Data items:
-.-.-
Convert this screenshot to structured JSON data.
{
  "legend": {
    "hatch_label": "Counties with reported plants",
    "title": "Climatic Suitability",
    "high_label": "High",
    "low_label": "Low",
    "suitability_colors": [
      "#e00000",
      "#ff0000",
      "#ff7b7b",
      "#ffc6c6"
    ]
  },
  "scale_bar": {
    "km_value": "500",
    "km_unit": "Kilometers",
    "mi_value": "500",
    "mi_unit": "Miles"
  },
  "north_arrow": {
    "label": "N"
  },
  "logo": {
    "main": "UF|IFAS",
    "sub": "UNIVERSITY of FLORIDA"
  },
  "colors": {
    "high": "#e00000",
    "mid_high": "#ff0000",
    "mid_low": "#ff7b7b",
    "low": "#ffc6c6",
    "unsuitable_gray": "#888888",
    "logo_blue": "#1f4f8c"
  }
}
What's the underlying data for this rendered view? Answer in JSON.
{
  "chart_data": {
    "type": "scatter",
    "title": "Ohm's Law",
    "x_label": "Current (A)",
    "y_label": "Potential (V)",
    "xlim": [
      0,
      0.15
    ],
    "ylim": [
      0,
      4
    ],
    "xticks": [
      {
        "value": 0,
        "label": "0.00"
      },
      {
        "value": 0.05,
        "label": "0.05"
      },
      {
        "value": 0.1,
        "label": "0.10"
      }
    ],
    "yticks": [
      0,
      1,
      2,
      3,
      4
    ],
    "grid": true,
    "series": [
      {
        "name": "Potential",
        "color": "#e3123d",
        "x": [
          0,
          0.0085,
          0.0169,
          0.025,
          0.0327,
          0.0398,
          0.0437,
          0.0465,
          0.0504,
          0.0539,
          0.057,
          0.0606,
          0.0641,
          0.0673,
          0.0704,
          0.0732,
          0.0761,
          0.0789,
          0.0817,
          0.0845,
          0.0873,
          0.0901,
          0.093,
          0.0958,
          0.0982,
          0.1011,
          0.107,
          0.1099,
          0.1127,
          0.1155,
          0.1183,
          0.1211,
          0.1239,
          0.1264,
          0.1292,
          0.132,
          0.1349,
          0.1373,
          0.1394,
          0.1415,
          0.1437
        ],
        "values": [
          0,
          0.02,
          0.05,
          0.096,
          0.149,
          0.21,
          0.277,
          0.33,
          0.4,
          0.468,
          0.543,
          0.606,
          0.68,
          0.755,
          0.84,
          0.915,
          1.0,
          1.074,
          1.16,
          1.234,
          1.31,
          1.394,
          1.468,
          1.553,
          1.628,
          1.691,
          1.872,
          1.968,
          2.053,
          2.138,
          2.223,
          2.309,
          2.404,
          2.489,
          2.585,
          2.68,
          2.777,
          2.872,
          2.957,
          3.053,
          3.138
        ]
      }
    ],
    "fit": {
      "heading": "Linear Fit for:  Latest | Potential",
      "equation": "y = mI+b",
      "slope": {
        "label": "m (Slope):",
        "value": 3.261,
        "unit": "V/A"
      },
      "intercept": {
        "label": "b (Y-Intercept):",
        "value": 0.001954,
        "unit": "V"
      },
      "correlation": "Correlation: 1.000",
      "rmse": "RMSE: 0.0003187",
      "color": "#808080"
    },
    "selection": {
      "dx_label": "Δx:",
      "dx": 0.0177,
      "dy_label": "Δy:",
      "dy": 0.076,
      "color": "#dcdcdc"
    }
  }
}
-.-.-
Task goal> Using the listing above, please repeat every entry exactly.

Response>
Convert this screenshot to structured JSON data.
{
  "legend": {
    "hatch_label": "Counties with reported plants",
    "title": "Climatic Suitability",
    "high_label": "High",
    "low_label": "Low",
    "suitability_colors": [
      "#e00000",
      "#ff0000",
      "#ff7b7b",
      "#ffc6c6"
    ]
  },
  "scale_bar": {
    "km_value": "500",
    "km_unit": "Kilometers",
    "mi_value": "500",
    "mi_unit": "Miles"
  },
  "north_arrow": {
    "label": "N"
  },
  "logo": {
    "main": "UF|IFAS",
    "sub": "UNIVERSITY of FLORIDA"
  },
  "colors": {
    "high": "#e00000",
    "mid_high": "#ff0000",
    "mid_low": "#ff7b7b",
    "low": "#ffc6c6",
    "unsuitable_gray": "#888888",
    "logo_blue": "#1f4f8c"
  }
}
What's the underlying data for this rendered view? Answer in JSON.
{
  "chart_data": {
    "type": "scatter",
    "title": "Ohm's Law",
    "x_label": "Current (A)",
    "y_label": "Potential (V)",
    "xlim": [
      0,
      0.15
    ],
    "ylim": [
      0,
      4
    ],
    "xticks": [
      {
        "value": 0,
        "label": "0.00"
      },
      {
        "value": 0.05,
        "label": "0.05"
      },
      {
        "value": 0.1,
        "label": "0.10"
      }
    ],
    "yticks": [
      0,
      1,
      2,
      3,
      4
    ],
    "grid": true,
    "series": [
      {
        "name": "Potential",
        "color": "#e3123d",
        "x": [
          0,
          0.0085,
          0.0169,
          0.025,
          0.0327,
          0.0398,
          0.0437,
          0.0465,
          0.0504,
          0.0539,
          0.057,
          0.0606,
          0.0641,
          0.0673,
          0.0704,
          0.0732,
          0.0761,
          0.0789,
          0.0817,
          0.0845,
          0.0873,
          0.0901,
          0.093,
          0.0958,
          0.0982,
          0.1011,
          0.107,
          0.1099,
          0.1127,
          0.1155,
          0.1183,
          0.1211,
          0.1239,
          0.1264,
          0.1292,
          0.132,
          0.1349,
          0.1373,
          0.1394,
          0.1415,
          0.1437
        ],
        "values": [
          0,
          0.02,
          0.05,
          0.096,
          0.149,
          0.21,
          0.277,
          0.33,
          0.4,
          0.468,
          0.543,
          0.606,
          0.68,
          0.755,
          0.84,
          0.915,
          1.0,
          1.074,
          1.16,
          1.234,
          1.31,
          1.394,
          1.468,
          1.553,
          1.628,
          1.691,
          1.872,
          1.968,
          2.053,
          2.138,
          2.223,
          2.309,
          2.404,
          2.489,
          2.585,
          2.68,
          2.777,
          2.872,
          2.957,
          3.053,
          3.138
        ]
      }
    ],
    "fit": {
      "heading": "Linear Fit for:  Latest | Potential",
      "equation": "y = mI+b",
      "slope": {
        "label": "m (Slope):",
        "value": 3.261,
        "unit": "V/A"
      },
      "intercept": {
        "label": "b (Y-Intercept):",
        "value": 0.001954,
        "unit": "V"
      },
      "correlation": "Correlation: 1.000",
      "rmse": "RMSE: 0.0003187",
      "color": "#808080"
    },
    "selection": {
      "dx_label": "Δx:",
      "dx": 0.0177,
      "dy_label": "Δy:",
      "dy": 0.076,
      "color": "#dcdcdc"
    }
  }
}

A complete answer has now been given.